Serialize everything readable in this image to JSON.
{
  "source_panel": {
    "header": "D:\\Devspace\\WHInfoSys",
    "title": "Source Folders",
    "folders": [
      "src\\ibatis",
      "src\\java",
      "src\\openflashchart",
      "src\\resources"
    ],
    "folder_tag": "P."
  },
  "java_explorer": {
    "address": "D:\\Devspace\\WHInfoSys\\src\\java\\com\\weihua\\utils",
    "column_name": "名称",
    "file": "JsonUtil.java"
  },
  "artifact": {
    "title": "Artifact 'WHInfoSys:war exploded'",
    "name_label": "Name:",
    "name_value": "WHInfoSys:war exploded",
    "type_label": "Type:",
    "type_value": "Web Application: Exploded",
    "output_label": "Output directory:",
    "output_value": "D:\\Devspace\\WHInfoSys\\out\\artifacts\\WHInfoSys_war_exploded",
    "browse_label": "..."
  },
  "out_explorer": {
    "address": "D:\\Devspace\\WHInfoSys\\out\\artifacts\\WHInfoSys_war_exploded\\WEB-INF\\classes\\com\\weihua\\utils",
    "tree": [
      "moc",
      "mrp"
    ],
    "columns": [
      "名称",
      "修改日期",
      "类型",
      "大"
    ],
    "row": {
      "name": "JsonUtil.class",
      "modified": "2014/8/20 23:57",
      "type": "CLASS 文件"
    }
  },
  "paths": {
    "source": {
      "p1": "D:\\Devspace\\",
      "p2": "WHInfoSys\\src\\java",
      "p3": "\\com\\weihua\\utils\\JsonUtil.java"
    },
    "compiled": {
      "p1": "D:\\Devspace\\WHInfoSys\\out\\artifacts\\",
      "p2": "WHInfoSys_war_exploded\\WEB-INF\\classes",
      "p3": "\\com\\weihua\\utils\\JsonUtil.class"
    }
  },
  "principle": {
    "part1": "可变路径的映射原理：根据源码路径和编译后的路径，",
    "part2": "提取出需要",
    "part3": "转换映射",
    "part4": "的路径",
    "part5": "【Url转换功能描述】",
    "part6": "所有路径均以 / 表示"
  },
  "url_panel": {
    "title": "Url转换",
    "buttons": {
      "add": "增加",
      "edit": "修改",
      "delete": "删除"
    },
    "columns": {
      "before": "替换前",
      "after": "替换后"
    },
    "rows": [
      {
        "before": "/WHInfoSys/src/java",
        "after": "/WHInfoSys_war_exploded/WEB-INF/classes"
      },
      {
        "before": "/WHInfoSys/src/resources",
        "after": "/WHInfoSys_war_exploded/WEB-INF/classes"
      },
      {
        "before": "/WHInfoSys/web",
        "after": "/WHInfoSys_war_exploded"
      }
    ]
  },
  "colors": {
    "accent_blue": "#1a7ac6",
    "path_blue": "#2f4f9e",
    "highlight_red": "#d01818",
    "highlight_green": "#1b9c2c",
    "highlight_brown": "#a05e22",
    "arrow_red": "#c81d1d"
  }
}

**Set exercise**
Transcribe every record above exactly as it appears.

**Exercise result**
Serialize everything readable in this image to JSON.
{
  "source_panel": {
    "header": "D:\\Devspace\\WHInfoSys",
    "title": "Source Folders",
    "folders": [
      "src\\ibatis",
      "src\\java",
      "src\\openflashchart",
      "src\\resources"
    ],
    "folder_tag": "P."
  },
  "java_explorer": {
    "address": "D:\\Devspace\\WHInfoSys\\src\\java\\com\\weihua\\utils",
    "column_name": "名称",
    "file": "JsonUtil.java"
  },
  "artifact": {
    "title": "Artifact 'WHInfoSys:war exploded'",
    "name_label": "Name:",
    "name_value": "WHInfoSys:war exploded",
    "type_label": "Type:",
    "type_value": "Web Application: Exploded",
    "output_label": "Output directory:",
    "output_value": "D:\\Devspace\\WHInfoSys\\out\\artifacts\\WHInfoSys_war_exploded",
    "browse_label": "..."
  },
  "out_explorer": {
    "address": "D:\\Devspace\\WHInfoSys\\out\\artifacts\\WHInfoSys_war_exploded\\WEB-INF\\classes\\com\\weihua\\utils",
    "tree": [
      "moc",
      "mrp"
    ],
    "columns": [
      "名称",
      "修改日期",
      "类型",
      "大"
    ],
    "row": {
      "name": "JsonUtil.class",
      "modified": "2014/8/20 23:57",
      "type": "CLASS 文件"
    }
  },
  "paths": {
    "source": {
      "p1": "D:\\Devspace\\",
      "p2": "WHInfoSys\\src\\java",
      "p3": "\\com\\weihua\\utils\\JsonUtil.java"
    },
    "compiled": {
      "p1": "D:\\Devspace\\WHInfoSys\\out\\artifacts\\",
      "p2": "WHInfoSys_war_exploded\\WEB-INF\\classes",
      "p3": "\\com\\weihua\\utils\\JsonUtil.class"
    }
  },
  "principle": {
    "part1": "可变路径的映射原理：根据源码路径和编译后的路径，",
    "part2": "提取出需要",
    "part3": "转换映射",
    "part4": "的路径",
    "part5": "【Url转换功能描述】",
    "part6": "所有路径均以 / 表示"
  },
  "url_panel": {
    "title": "Url转换",
    "buttons": {
      "add": "增加",
      "edit": "修改",
      "delete": "删除"
    },
    "columns": {
      "before": "替换前",
      "after": "替换后"
    },
    "rows": [
      {
        "before": "/WHInfoSys/src/java",
        "after": "/WHInfoSys_war_exploded/WEB-INF/classes"
      },
      {
        "before": "/WHInfoSys/src/resources",
        "after": "/WHInfoSys_war_exploded/WEB-INF/classes"
      },
      {
        "before": "/WHInfoSys/web",
        "after": "/WHInfoSys_war_exploded"
      }
    ]
  },
  "colors": {
    "accent_blue": "#1a7ac6",
    "path_blue": "#2f4f9e",
    "highlight_red": "#d01818",
    "highlight_green": "#1b9c2c",
    "highlight_brown": "#a05e22",
    "arrow_red": "#c81d1d"
  }
}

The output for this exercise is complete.